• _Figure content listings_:

+ + + + +

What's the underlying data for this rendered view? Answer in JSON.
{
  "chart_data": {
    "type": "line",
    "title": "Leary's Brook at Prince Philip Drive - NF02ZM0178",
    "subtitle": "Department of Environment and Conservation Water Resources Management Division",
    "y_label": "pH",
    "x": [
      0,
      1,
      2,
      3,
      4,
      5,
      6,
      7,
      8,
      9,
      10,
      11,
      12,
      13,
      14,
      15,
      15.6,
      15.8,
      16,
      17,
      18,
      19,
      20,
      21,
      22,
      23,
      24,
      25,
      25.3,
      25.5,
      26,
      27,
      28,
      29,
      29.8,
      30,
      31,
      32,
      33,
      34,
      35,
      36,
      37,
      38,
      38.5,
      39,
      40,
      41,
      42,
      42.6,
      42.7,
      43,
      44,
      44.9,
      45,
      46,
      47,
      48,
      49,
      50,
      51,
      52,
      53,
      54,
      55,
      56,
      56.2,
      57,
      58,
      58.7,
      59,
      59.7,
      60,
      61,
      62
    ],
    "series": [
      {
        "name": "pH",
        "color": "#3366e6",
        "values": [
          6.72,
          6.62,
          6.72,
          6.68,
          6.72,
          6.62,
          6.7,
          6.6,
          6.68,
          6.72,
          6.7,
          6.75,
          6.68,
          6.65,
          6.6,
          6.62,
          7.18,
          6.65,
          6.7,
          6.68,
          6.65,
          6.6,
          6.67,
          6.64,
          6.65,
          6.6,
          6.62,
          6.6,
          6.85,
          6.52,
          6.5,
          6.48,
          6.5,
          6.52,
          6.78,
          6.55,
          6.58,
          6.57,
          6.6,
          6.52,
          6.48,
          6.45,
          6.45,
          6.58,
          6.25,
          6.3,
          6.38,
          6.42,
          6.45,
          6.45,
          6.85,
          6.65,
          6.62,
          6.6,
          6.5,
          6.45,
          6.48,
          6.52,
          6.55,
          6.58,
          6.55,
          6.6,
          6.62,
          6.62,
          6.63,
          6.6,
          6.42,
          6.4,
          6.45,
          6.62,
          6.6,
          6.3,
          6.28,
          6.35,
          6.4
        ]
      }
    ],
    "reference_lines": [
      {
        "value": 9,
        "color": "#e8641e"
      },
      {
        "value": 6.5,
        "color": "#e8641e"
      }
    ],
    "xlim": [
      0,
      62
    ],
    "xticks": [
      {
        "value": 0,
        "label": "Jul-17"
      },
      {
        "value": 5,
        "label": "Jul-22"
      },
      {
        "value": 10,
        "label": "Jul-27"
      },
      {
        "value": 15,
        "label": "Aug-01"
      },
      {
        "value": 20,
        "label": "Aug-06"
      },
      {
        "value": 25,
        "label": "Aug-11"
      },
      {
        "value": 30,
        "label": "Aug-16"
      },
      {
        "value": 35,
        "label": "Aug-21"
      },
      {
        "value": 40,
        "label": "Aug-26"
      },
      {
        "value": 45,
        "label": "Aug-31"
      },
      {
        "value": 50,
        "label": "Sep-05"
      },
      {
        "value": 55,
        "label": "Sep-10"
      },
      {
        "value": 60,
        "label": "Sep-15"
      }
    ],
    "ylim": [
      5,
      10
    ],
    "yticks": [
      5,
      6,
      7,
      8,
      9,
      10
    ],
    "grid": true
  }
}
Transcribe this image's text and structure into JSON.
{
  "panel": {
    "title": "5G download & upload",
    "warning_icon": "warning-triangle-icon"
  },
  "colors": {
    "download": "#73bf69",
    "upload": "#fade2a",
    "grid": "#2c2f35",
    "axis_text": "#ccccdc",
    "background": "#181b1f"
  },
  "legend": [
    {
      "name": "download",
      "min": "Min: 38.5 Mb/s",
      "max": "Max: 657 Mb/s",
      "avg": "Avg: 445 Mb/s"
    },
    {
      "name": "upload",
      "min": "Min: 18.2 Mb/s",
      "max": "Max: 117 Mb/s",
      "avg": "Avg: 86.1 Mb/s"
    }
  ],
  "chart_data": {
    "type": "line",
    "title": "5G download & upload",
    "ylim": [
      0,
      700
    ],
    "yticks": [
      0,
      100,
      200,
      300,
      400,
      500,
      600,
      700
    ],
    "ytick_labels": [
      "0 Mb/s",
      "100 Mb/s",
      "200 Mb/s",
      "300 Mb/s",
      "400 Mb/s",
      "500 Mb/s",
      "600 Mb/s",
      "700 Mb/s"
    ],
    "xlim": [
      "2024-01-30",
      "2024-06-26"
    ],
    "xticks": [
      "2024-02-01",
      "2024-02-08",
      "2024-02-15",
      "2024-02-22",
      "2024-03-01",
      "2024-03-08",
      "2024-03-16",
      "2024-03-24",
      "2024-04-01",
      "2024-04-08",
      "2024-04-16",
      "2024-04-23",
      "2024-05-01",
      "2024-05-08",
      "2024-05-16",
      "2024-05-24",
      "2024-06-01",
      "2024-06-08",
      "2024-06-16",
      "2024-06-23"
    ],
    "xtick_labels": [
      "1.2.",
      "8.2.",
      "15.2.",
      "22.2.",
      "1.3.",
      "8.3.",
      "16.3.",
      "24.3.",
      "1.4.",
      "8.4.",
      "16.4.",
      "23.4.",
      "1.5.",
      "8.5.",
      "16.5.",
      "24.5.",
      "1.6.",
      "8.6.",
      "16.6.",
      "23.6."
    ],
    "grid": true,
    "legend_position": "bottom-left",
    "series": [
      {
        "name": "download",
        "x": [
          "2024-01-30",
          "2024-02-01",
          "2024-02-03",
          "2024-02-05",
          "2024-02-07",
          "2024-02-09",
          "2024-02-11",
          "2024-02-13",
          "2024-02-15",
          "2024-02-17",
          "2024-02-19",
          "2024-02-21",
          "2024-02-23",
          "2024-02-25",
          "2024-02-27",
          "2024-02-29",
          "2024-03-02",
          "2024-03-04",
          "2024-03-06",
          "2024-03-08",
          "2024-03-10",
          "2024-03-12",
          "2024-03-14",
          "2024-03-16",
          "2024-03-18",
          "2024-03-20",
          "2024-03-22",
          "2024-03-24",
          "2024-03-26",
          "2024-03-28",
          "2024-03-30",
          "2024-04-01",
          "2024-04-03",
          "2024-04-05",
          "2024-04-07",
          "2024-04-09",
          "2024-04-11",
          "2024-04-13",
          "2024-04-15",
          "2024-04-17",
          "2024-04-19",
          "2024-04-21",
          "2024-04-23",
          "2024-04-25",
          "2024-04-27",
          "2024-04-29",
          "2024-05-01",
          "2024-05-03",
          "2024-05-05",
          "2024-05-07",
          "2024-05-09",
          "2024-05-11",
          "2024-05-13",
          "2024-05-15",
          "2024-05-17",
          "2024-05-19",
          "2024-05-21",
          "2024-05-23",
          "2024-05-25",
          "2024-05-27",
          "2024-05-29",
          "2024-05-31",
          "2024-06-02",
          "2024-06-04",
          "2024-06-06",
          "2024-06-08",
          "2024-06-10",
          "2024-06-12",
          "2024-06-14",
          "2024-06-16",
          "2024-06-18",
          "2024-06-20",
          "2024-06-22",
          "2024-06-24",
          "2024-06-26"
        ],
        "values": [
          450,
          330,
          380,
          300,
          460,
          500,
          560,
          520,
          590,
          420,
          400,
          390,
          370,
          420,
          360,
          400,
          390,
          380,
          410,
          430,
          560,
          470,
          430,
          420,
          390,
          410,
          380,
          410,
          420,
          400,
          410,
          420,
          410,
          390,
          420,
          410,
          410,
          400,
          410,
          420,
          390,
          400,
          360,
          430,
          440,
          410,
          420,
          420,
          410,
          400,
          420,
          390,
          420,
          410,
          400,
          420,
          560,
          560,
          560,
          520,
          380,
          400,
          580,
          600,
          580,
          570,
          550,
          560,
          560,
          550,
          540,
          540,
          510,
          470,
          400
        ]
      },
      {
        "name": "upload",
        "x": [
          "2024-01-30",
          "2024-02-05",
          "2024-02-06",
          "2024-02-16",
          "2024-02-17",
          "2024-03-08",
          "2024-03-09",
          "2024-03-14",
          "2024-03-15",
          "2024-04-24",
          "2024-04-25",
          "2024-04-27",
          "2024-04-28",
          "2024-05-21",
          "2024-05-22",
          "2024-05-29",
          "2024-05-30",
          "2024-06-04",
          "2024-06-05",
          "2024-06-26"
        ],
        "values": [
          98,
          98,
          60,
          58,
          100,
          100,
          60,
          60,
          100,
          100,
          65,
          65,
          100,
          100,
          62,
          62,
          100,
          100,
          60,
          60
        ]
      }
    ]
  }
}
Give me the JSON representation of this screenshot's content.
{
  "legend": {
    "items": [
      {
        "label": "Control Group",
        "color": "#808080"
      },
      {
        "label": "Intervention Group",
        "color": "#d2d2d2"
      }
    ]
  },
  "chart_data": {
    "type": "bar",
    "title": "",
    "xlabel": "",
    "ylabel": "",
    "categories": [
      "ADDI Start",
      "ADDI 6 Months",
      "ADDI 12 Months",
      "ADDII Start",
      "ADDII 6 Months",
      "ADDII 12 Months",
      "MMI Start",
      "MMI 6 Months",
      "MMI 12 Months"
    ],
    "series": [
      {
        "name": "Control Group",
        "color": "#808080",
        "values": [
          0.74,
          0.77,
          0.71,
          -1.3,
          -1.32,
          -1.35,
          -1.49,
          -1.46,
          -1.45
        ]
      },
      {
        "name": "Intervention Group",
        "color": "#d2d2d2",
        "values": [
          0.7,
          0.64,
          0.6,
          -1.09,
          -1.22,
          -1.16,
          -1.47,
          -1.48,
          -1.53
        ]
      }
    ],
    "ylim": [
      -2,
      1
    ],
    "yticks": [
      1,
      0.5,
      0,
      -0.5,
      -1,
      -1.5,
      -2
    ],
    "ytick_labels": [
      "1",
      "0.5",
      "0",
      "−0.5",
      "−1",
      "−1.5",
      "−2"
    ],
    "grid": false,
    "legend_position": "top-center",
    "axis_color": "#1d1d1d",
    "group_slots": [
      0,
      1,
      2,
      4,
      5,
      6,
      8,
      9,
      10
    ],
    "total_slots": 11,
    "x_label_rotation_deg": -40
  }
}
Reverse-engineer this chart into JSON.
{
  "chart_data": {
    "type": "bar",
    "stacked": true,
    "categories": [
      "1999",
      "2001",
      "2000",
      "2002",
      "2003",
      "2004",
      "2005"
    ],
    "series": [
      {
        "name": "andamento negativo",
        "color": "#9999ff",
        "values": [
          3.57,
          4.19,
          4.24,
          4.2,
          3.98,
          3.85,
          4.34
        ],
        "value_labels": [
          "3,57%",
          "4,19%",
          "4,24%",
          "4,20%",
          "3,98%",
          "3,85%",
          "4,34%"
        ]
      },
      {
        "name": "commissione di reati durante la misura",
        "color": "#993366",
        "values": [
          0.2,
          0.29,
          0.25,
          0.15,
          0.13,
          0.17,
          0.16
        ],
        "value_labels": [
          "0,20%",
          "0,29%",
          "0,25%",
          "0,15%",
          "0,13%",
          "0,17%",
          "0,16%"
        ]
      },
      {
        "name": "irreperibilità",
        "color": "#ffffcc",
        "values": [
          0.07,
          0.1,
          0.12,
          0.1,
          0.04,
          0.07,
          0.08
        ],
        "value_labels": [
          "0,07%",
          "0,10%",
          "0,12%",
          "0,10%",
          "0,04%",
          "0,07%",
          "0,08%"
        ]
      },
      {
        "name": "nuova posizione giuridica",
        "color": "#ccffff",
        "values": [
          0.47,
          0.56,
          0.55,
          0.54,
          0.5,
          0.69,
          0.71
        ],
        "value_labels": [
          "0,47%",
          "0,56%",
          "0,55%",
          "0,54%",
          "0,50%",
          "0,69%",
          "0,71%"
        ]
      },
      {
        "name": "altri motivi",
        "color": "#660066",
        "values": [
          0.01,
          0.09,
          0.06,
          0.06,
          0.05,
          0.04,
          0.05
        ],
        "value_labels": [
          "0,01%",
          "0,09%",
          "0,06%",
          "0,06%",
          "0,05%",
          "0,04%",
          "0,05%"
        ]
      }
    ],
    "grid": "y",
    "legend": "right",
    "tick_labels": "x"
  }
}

+ + + + +

• _INSTRUCTION_: Pick out every line above that holds the word "this" and copy it.

• _SOLUTION TO THE PROBLEM_:
What's the underlying data for this rendered view? Answer in JSON.
Transcribe this image's text and structure into JSON.
Give me the JSON representation of this screenshot's content.
Reverse-engineer this chart into JSON.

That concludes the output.